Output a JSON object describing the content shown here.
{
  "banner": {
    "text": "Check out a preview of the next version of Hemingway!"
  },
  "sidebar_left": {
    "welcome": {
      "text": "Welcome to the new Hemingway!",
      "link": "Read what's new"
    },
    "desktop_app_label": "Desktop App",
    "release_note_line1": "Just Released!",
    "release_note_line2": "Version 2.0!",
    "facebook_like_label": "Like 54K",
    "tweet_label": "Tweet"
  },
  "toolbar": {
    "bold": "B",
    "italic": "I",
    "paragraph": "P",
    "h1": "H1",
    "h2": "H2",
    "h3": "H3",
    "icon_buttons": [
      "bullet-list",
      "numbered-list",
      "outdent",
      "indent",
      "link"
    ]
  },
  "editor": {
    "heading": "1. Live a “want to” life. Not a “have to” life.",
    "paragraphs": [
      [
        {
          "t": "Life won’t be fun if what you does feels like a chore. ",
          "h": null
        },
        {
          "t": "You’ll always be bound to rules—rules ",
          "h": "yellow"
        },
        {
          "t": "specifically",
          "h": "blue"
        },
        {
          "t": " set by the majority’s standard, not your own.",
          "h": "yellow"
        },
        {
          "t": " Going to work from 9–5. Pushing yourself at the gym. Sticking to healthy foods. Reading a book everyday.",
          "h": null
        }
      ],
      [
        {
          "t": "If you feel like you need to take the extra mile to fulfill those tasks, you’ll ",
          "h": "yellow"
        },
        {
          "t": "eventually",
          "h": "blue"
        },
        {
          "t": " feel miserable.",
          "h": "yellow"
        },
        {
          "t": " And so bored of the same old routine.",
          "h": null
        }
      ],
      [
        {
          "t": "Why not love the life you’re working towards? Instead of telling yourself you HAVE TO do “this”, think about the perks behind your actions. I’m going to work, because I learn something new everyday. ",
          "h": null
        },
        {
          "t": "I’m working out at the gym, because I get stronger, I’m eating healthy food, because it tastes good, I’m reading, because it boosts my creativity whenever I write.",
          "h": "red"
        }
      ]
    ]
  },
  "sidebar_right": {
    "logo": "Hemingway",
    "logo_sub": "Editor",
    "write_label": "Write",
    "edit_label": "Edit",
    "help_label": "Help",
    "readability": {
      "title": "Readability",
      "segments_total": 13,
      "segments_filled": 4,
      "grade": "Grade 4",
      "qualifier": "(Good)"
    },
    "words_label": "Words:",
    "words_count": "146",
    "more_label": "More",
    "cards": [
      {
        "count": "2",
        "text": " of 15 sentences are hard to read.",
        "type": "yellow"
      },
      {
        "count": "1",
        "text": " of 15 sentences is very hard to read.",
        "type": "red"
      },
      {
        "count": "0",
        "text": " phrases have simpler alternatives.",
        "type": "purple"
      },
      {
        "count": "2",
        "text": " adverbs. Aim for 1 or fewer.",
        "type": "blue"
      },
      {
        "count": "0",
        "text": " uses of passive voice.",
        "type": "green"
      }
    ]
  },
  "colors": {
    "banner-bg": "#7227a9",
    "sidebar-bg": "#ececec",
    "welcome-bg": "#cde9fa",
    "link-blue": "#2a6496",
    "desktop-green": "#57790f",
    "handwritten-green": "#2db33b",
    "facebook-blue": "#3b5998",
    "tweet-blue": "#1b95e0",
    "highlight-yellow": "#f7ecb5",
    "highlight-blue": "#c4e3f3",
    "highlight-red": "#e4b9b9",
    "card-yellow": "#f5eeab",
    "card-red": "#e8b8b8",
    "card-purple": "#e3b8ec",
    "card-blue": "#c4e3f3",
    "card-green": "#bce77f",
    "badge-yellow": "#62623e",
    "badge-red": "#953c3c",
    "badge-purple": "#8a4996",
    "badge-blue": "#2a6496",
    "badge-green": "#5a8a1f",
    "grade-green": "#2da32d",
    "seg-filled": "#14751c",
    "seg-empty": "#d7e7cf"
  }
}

__TASK STATEMENT__. Reproduce the listing in full. Keep it exactly as written.

__ANSWER TO THE PROBLEM__.
Output a JSON object describing the content shown here.
{
  "banner": {
    "text": "Check out a preview of the next version of Hemingway!"
  },
  "sidebar_left": {
    "welcome": {
      "text": "Welcome to the new Hemingway!",
      "link": "Read what's new"
    },
    "desktop_app_label": "Desktop App",
    "release_note_line1": "Just Released!",
    "release_note_line2": "Version 2.0!",
    "facebook_like_label": "Like 54K",
    "tweet_label": "Tweet"
  },
  "toolbar": {
    "bold": "B",
    "italic": "I",
    "paragraph": "P",
    "h1": "H1",
    "h2": "H2",
    "h3": "H3",
    "icon_buttons": [
      "bullet-list",
      "numbered-list",
      "outdent",
      "indent",
      "link"
    ]
  },
  "editor": {
    "heading": "1. Live a “want to” life. Not a “have to” life.",
    "paragraphs": [
      [
        {
          "t": "Life won’t be fun if what you does feels like a chore. ",
          "h": null
        },
        {
          "t": "You’ll always be bound to rules—rules ",
          "h": "yellow"
        },
        {
          "t": "specifically",
          "h": "blue"
        },
        {
          "t": " set by the majority’s standard, not your own.",
          "h": "yellow"
        },
        {
          "t": " Going to work from 9–5. Pushing yourself at the gym. Sticking to healthy foods. Reading a book everyday.",
          "h": null
        }
      ],
      [
        {
          "t": "If you feel like you need to take the extra mile to fulfill those tasks, you’ll ",
          "h": "yellow"
        },
        {
          "t": "eventually",
          "h": "blue"
        },
        {
          "t": " feel miserable.",
          "h": "yellow"
        },
        {
          "t": " And so bored of the same old routine.",
          "h": null
        }
      ],
      [
        {
          "t": "Why not love the life you’re working towards? Instead of telling yourself you HAVE TO do “this”, think about the perks behind your actions. I’m going to work, because I learn something new everyday. ",
          "h": null
        },
        {
          "t": "I’m working out at the gym, because I get stronger, I’m eating healthy food, because it tastes good, I’m reading, because it boosts my creativity whenever I write.",
          "h": "red"
        }
      ]
    ]
  },
  "sidebar_right": {
    "logo": "Hemingway",
    "logo_sub": "Editor",
    "write_label": "Write",
    "edit_label": "Edit",
    "help_label": "Help",
    "readability": {
      "title": "Readability",
      "segments_total": 13,
      "segments_filled": 4,
      "grade": "Grade 4",
      "qualifier": "(Good)"
    },
    "words_label": "Words:",
    "words_count": "146",
    "more_label": "More",
    "cards": [
      {
        "count": "2",
        "text": " of 15 sentences are hard to read.",
        "type": "yellow"
      },
      {
        "count": "1",
        "text": " of 15 sentences is very hard to read.",
        "type": "red"
      },
      {
        "count": "0",
        "text": " phrases have simpler alternatives.",
        "type": "purple"
      },
      {
        "count": "2",
        "text": " adverbs. Aim for 1 or fewer.",
        "type": "blue"
      },
      {
        "count": "0",
        "text": " uses of passive voice.",
        "type": "green"
      }
    ]
  },
  "colors": {
    "banner-bg": "#7227a9",
    "sidebar-bg": "#ececec",
    "welcome-bg": "#cde9fa",
    "link-blue": "#2a6496",
    "desktop-green": "#57790f",
    "handwritten-green": "#2db33b",
    "facebook-blue": "#3b5998",
    "tweet-blue": "#1b95e0",
    "highlight-yellow": "#f7ecb5",
    "highlight-blue": "#c4e3f3",
    "highlight-red": "#e4b9b9",
    "card-yellow": "#f5eeab",
    "card-red": "#e8b8b8",
    "card-purple": "#e3b8ec",
    "card-blue": "#c4e3f3",
    "card-green": "#bce77f",
    "badge-yellow": "#62623e",
    "badge-red": "#953c3c",
    "badge-purple": "#8a4996",
    "badge-blue": "#2a6496",
    "badge-green": "#5a8a1f",
    "grade-green": "#2da32d",
    "seg-filled": "#14751c",
    "seg-empty": "#d7e7cf"
  }
}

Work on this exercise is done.